▶ Task requirements
Look through the listing and locate every line containing the word "grid"; copy those lines.

────────

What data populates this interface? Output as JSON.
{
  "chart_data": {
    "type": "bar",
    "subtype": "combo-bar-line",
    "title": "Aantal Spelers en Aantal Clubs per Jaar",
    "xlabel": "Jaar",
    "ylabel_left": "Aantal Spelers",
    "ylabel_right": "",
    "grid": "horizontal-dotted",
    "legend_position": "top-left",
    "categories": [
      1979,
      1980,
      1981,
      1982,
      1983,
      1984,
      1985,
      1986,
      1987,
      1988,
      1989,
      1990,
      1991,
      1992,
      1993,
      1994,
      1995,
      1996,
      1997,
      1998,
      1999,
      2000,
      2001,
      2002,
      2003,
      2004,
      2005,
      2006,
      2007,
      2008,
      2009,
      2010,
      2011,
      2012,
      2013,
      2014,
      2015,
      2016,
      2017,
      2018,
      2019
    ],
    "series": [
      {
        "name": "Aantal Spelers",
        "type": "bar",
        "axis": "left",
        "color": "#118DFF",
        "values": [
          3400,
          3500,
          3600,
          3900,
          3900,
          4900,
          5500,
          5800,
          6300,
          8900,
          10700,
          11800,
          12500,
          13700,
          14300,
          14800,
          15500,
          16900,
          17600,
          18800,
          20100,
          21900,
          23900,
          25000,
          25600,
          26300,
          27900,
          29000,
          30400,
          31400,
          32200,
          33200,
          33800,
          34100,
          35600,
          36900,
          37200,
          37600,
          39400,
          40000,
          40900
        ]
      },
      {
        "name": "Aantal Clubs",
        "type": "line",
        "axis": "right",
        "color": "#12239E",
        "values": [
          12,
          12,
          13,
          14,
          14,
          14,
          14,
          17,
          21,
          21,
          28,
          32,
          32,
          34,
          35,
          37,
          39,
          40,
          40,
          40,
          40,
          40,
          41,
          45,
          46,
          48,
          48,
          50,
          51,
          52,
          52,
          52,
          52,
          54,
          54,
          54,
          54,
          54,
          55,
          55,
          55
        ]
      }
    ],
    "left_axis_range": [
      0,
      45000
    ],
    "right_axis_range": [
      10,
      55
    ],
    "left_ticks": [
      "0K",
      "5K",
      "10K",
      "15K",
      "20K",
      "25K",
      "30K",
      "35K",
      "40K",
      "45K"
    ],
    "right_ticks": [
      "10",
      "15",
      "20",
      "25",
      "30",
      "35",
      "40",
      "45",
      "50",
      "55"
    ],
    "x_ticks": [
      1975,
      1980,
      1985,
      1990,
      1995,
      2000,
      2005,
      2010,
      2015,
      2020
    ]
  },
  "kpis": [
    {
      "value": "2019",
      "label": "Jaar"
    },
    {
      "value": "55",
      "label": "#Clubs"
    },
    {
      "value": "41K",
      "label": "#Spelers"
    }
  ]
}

────────

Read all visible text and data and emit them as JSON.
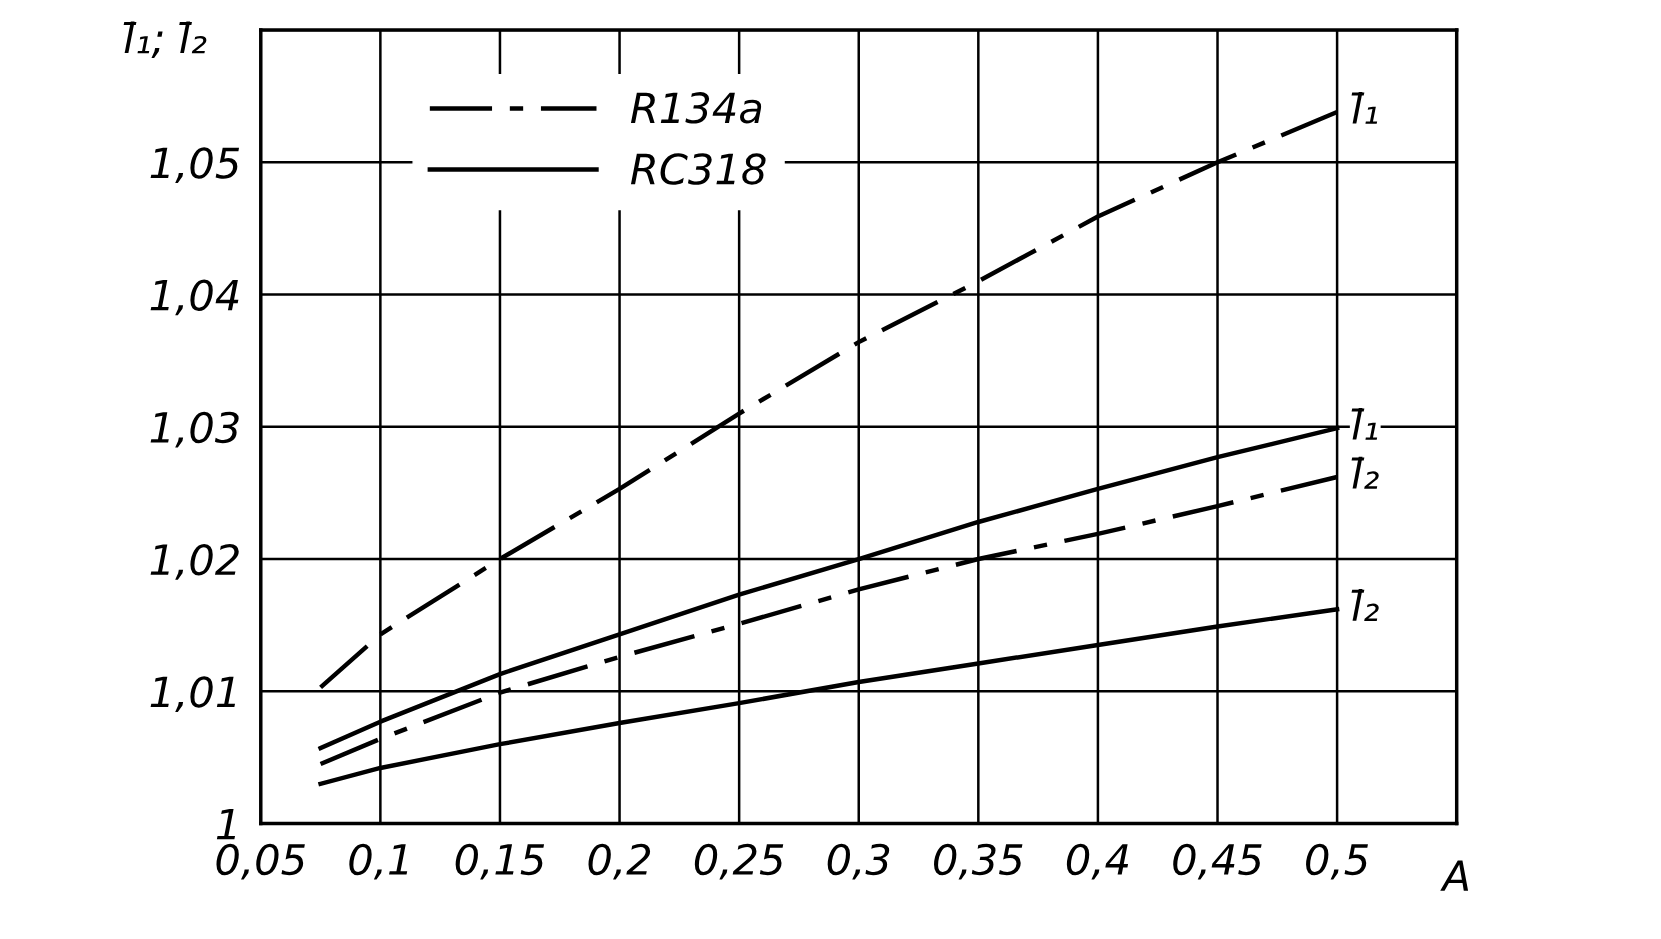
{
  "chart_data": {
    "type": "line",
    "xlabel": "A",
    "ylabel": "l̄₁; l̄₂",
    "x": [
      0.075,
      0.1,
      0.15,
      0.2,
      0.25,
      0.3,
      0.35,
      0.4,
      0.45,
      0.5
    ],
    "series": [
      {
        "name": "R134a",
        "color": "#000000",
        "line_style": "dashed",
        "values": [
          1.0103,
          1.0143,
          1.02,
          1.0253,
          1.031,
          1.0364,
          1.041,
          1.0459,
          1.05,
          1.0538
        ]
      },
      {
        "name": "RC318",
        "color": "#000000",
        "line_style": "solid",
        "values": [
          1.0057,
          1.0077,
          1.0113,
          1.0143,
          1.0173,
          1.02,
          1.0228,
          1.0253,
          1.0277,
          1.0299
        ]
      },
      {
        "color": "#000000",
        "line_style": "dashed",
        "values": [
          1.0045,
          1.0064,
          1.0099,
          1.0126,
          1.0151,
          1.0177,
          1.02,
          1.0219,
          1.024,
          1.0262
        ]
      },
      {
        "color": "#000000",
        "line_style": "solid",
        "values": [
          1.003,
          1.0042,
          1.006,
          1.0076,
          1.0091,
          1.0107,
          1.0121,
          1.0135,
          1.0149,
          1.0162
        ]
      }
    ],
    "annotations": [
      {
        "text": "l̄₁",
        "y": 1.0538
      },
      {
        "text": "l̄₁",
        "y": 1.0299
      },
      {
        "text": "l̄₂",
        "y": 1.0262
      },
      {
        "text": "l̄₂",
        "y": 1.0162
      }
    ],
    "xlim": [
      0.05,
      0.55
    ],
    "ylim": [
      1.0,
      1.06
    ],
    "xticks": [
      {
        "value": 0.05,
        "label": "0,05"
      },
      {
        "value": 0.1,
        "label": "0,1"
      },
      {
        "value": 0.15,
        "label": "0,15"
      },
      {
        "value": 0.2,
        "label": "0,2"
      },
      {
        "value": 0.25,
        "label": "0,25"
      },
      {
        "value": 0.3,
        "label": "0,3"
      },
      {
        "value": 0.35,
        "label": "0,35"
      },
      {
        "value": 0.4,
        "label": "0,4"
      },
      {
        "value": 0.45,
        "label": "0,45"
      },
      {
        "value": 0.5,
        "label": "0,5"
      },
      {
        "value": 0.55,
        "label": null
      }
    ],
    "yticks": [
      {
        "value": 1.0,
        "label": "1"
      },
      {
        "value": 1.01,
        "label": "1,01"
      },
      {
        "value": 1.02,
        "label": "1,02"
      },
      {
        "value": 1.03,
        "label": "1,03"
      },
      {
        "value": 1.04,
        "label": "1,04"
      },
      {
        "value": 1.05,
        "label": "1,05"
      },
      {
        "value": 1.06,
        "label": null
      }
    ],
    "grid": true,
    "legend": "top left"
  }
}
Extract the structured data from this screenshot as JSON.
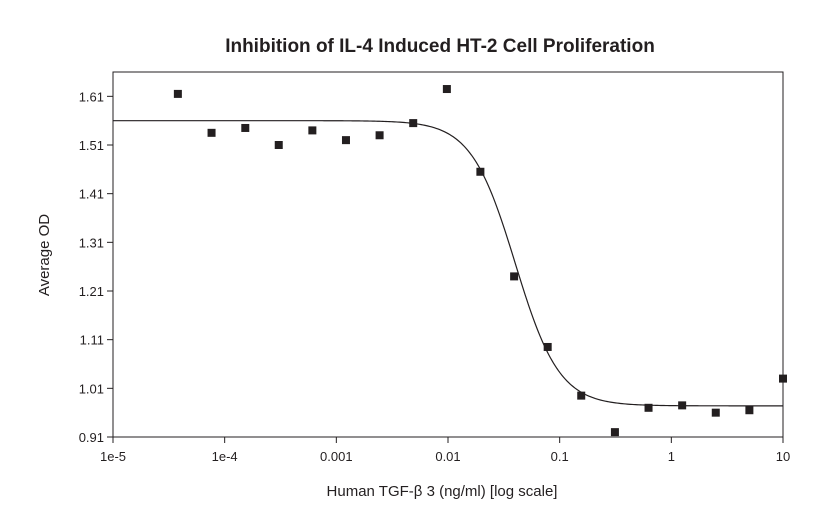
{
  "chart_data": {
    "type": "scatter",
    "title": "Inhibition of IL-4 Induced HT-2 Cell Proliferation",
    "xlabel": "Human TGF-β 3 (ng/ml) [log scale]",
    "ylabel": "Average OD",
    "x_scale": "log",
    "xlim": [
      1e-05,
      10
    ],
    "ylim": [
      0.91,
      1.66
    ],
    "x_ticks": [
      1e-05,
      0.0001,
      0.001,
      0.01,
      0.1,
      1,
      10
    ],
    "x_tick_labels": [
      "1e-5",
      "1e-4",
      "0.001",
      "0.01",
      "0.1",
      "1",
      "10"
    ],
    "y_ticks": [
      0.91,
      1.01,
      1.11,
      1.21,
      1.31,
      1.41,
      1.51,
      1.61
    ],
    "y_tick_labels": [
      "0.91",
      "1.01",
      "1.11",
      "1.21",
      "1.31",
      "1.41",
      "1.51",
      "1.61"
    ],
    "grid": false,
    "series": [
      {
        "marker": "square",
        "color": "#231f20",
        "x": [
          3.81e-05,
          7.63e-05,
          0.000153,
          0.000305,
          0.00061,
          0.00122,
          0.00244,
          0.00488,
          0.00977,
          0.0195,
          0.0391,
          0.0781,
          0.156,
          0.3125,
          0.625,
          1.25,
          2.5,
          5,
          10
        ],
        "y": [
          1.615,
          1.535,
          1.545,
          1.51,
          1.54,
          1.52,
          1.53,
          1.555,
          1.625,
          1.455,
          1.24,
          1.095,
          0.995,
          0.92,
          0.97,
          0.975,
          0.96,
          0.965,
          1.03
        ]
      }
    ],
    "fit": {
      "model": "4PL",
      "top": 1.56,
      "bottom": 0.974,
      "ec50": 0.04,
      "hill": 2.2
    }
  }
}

────────

▶ The response
    "grid": "horizontal-dotted",
    "grid": true,
    "grid": false,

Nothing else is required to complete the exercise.